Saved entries
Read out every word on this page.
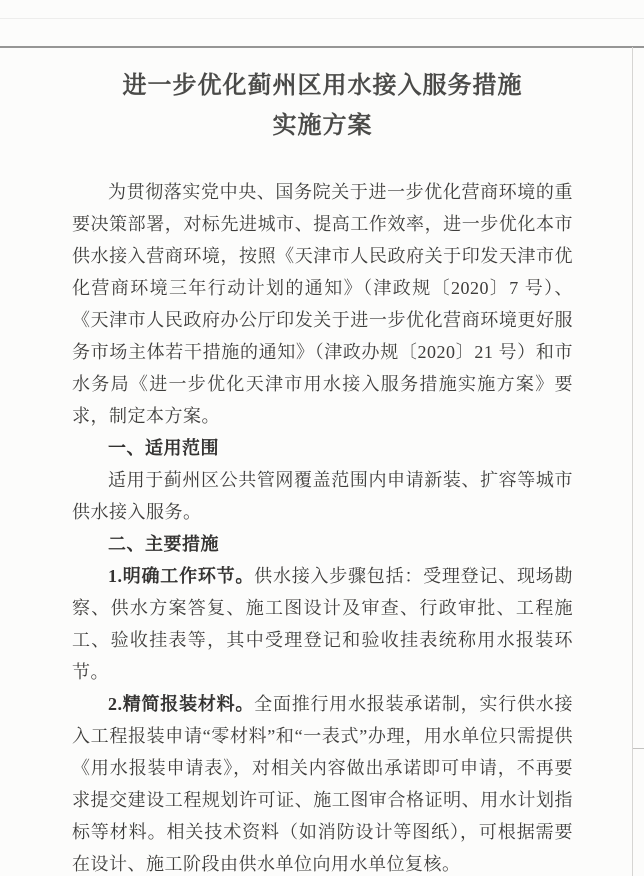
进一步优化蓟州区用水接入服务措施
实施方案

为贯彻落实党中央、国务院关于进一步优化营商环境的重要决策部署，对标先进城市、提高工作效率，进一步优化本市供水接入营商环境，按照《天津市人民政府关于印发天津市优化营商环境三年行动计划的通知》（津政规〔2020〕7 号）、《天津市人民政府办公厅印发关于进一步优化营商环境更好服务市场主体若干措施的通知》（津政办规〔2020〕21 号）和市水务局《进一步优化天津市用水接入服务措施实施方案》要求，制定本方案。

一、适用范围

适用于蓟州区公共管网覆盖范围内申请新装、扩容等城市供水接入服务。

二、主要措施

1.明确工作环节。供水接入步骤包括：受理登记、现场勘察、供水方案答复、施工图设计及审查、行政审批、工程施工、验收挂表等，其中受理登记和验收挂表统称用水报装环节。

2.精简报装材料。全面推行用水报装承诺制，实行供水接入工程报装申请“零材料”和“一表式”办理，用水单位只需提供《用水报装申请表》，对相关内容做出承诺即可申请，不再要求提交建设工程规划许可证、施工图审合格证明、用水计划指标等材料。相关技术资料（如消防设计等图纸），可根据需要在设计、施工阶段由供水单位向用水单位复核。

- Your objective -
Quote the records in their entirety, keeping the wording exact and excluding pictures.

- Response to the task -
Read out every word on this page.
进一步优化蓟州区用水接入服务措施
实施方案

为贯彻落实党中央、国务院关于进一步优化营商环境的重要决策部署，对标先进城市、提高工作效率，进一步优化本市供水接入营商环境，按照《天津市人民政府关于印发天津市优化营商环境三年行动计划的通知》（津政规〔2020〕7 号）、《天津市人民政府办公厅印发关于进一步优化营商环境更好服务市场主体若干措施的通知》（津政办规〔2020〕21 号）和市水务局《进一步优化天津市用水接入服务措施实施方案》要求，制定本方案。

一、适用范围

适用于蓟州区公共管网覆盖范围内申请新装、扩容等城市供水接入服务。

二、主要措施

1.明确工作环节。供水接入步骤包括：受理登记、现场勘察、供水方案答复、施工图设计及审查、行政审批、工程施工、验收挂表等，其中受理登记和验收挂表统称用水报装环节。

2.精简报装材料。全面推行用水报装承诺制，实行供水接入工程报装申请“零材料”和“一表式”办理，用水单位只需提供《用水报装申请表》，对相关内容做出承诺即可申请，不再要求提交建设工程规划许可证、施工图审合格证明、用水计划指标等材料。相关技术资料（如消防设计等图纸），可根据需要在设计、施工阶段由供水单位向用水单位复核。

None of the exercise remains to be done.